Exercise prompt: Reproduce all of the data exactly, with no line skipped.

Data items

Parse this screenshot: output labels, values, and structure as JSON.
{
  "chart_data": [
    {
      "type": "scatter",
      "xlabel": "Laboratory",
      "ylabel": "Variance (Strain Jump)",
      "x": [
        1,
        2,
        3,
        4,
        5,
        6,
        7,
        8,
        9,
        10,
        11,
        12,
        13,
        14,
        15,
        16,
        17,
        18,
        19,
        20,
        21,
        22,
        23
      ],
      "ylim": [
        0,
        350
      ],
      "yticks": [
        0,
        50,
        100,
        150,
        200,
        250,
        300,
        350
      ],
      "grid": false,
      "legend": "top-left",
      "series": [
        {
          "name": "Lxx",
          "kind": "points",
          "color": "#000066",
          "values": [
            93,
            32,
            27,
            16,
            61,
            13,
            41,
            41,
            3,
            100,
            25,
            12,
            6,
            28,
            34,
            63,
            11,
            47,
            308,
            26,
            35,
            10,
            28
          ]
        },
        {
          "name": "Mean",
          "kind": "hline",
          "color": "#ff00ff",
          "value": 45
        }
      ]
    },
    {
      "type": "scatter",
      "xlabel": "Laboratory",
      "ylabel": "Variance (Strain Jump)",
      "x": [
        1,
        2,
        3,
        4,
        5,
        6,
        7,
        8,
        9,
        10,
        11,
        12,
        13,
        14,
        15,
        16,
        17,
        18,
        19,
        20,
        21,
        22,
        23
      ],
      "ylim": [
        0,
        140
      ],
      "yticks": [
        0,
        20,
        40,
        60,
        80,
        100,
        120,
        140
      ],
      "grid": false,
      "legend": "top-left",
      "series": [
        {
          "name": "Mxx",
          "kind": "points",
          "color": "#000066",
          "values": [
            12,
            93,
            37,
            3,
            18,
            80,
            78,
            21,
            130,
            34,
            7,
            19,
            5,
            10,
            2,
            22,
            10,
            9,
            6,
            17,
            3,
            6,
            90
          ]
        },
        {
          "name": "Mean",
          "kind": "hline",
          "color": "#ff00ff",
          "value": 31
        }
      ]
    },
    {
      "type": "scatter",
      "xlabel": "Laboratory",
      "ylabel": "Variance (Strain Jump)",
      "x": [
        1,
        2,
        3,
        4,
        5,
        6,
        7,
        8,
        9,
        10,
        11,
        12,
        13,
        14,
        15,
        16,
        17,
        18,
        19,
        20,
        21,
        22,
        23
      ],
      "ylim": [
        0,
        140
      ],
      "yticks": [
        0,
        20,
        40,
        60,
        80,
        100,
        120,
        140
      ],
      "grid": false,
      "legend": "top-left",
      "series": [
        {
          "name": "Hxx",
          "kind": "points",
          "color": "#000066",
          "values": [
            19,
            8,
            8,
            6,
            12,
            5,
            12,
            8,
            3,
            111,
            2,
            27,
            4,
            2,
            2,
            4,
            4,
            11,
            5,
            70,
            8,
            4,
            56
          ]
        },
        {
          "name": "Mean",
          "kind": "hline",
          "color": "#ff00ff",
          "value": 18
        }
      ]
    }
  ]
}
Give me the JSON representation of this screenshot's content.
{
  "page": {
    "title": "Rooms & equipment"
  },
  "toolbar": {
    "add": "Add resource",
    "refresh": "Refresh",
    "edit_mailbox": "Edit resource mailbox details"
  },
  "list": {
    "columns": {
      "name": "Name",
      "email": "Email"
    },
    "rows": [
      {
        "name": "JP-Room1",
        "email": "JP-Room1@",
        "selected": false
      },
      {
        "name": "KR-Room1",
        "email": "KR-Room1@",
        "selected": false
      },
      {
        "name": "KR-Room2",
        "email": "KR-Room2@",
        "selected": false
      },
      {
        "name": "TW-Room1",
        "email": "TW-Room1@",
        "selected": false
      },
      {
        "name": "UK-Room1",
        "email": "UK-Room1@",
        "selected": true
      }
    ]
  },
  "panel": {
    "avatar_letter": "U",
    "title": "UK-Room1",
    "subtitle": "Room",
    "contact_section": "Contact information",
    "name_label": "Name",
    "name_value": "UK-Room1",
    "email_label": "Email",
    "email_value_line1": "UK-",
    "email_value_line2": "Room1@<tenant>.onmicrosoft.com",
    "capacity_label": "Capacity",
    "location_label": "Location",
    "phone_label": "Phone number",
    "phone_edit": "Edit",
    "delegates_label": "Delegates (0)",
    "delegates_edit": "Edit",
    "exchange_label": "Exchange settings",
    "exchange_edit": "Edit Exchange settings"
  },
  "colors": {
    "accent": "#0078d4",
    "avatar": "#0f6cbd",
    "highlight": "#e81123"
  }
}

Worked solution:
Parse this screenshot: output labels, values, and structure as JSON.
{
  "chart_data": [
    {
      "type": "scatter",
      "xlabel": "Laboratory",
      "ylabel": "Variance (Strain Jump)",
      "x": [
        1,
        2,
        3,
        4,
        5,
        6,
        7,
        8,
        9,
        10,
        11,
        12,
        13,
        14,
        15,
        16,
        17,
        18,
        19,
        20,
        21,
        22,
        23
      ],
      "ylim": [
        0,
        350
      ],
      "yticks": [
        0,
        50,
        100,
        150,
        200,
        250,
        300,
        350
      ],
      "grid": false,
      "legend": "top-left",
      "series": [
        {
          "name": "Lxx",
          "kind": "points",
          "color": "#000066",
          "values": [
            93,
            32,
            27,
            16,
            61,
            13,
            41,
            41,
            3,
            100,
            25,
            12,
            6,
            28,
            34,
            63,
            11,
            47,
            308,
            26,
            35,
            10,
            28
          ]
        },
        {
          "name": "Mean",
          "kind": "hline",
          "color": "#ff00ff",
          "value": 45
        }
      ]
    },
    {
      "type": "scatter",
      "xlabel": "Laboratory",
      "ylabel": "Variance (Strain Jump)",
      "x": [
        1,
        2,
        3,
        4,
        5,
        6,
        7,
        8,
        9,
        10,
        11,
        12,
        13,
        14,
        15,
        16,
        17,
        18,
        19,
        20,
        21,
        22,
        23
      ],
      "ylim": [
        0,
        140
      ],
      "yticks": [
        0,
        20,
        40,
        60,
        80,
        100,
        120,
        140
      ],
      "grid": false,
      "legend": "top-left",
      "series": [
        {
          "name": "Mxx",
          "kind": "points",
          "color": "#000066",
          "values": [
            12,
            93,
            37,
            3,
            18,
            80,
            78,
            21,
            130,
            34,
            7,
            19,
            5,
            10,
            2,
            22,
            10,
            9,
            6,
            17,
            3,
            6,
            90
          ]
        },
        {
          "name": "Mean",
          "kind": "hline",
          "color": "#ff00ff",
          "value": 31
        }
      ]
    },
    {
      "type": "scatter",
      "xlabel": "Laboratory",
      "ylabel": "Variance (Strain Jump)",
      "x": [
        1,
        2,
        3,
        4,
        5,
        6,
        7,
        8,
        9,
        10,
        11,
        12,
        13,
        14,
        15,
        16,
        17,
        18,
        19,
        20,
        21,
        22,
        23
      ],
      "ylim": [
        0,
        140
      ],
      "yticks": [
        0,
        20,
        40,
        60,
        80,
        100,
        120,
        140
      ],
      "grid": false,
      "legend": "top-left",
      "series": [
        {
          "name": "Hxx",
          "kind": "points",
          "color": "#000066",
          "values": [
            19,
            8,
            8,
            6,
            12,
            5,
            12,
            8,
            3,
            111,
            2,
            27,
            4,
            2,
            2,
            4,
            4,
            11,
            5,
            70,
            8,
            4,
            56
          ]
        },
        {
          "name": "Mean",
          "kind": "hline",
          "color": "#ff00ff",
          "value": 18
        }
      ]
    }
  ]
}
Give me the JSON representation of this screenshot's content.
{
  "page": {
    "title": "Rooms & equipment"
  },
  "toolbar": {
    "add": "Add resource",
    "refresh": "Refresh",
    "edit_mailbox": "Edit resource mailbox details"
  },
  "list": {
    "columns": {
      "name": "Name",
      "email": "Email"
    },
    "rows": [
      {
        "name": "JP-Room1",
        "email": "JP-Room1@",
        "selected": false
      },
      {
        "name": "KR-Room1",
        "email": "KR-Room1@",
        "selected": false
      },
      {
        "name": "KR-Room2",
        "email": "KR-Room2@",
        "selected": false
      },
      {
        "name": "TW-Room1",
        "email": "TW-Room1@",
        "selected": false
      },
      {
        "name": "UK-Room1",
        "email": "UK-Room1@",
        "selected": true
      }
    ]
  },
  "panel": {
    "avatar_letter": "U",
    "title": "UK-Room1",
    "subtitle": "Room",
    "contact_section": "Contact information",
    "name_label": "Name",
    "name_value": "UK-Room1",
    "email_label": "Email",
    "email_value_line1": "UK-",
    "email_value_line2": "Room1@<tenant>.onmicrosoft.com",
    "capacity_label": "Capacity",
    "location_label": "Location",
    "phone_label": "Phone number",
    "phone_edit": "Edit",
    "delegates_label": "Delegates (0)",
    "delegates_edit": "Edit",
    "exchange_label": "Exchange settings",
    "exchange_edit": "Edit Exchange settings"
  },
  "colors": {
    "accent": "#0078d4",
    "avatar": "#0f6cbd",
    "highlight": "#e81123"
  }
}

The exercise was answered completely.